• WRITTEN REQUEST:
Provide an exact copy of the data, excluding the images.

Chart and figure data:

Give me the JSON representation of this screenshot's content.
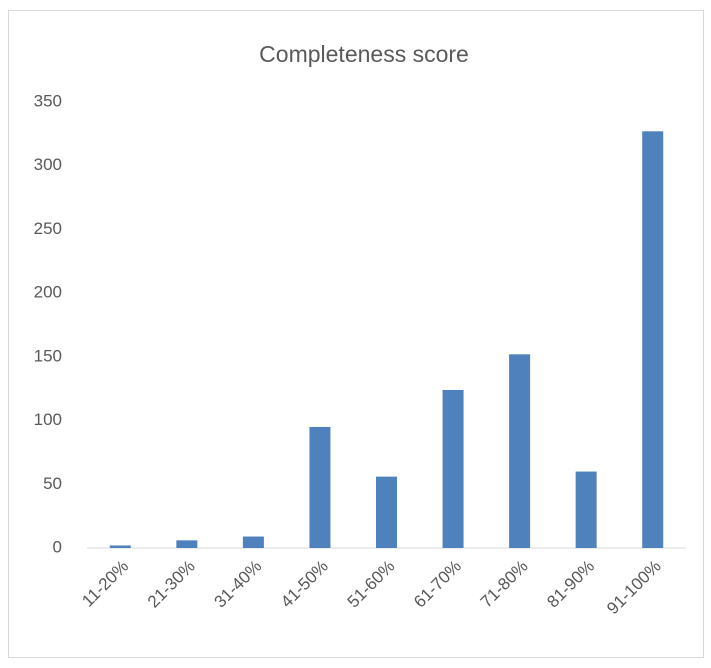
{
  "chart_data": {
    "type": "bar",
    "title": "Completeness score",
    "categories": [
      "11-20%",
      "21-30%",
      "31-40%",
      "41-50%",
      "51-60%",
      "61-70%",
      "71-80%",
      "81-90%",
      "91-100%"
    ],
    "values": [
      2,
      6,
      9,
      95,
      56,
      124,
      152,
      60,
      327
    ],
    "color": "#4f81bd",
    "ylim": [
      0,
      350
    ],
    "yticks": [
      0,
      50,
      100,
      150,
      200,
      250,
      300,
      350
    ],
    "grid": false
  }
}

• EXERCISE RESULT:
Give me the JSON representation of this screenshot's content.
{
  "chart_data": {
    "type": "bar",
    "title": "Completeness score",
    "categories": [
      "11-20%",
      "21-30%",
      "31-40%",
      "41-50%",
      "51-60%",
      "61-70%",
      "71-80%",
      "81-90%",
      "91-100%"
    ],
    "values": [
      2,
      6,
      9,
      95,
      56,
      124,
      152,
      60,
      327
    ],
    "color": "#4f81bd",
    "ylim": [
      0,
      350
    ],
    "yticks": [
      0,
      50,
      100,
      150,
      200,
      250,
      300,
      350
    ],
    "grid": false
  }
}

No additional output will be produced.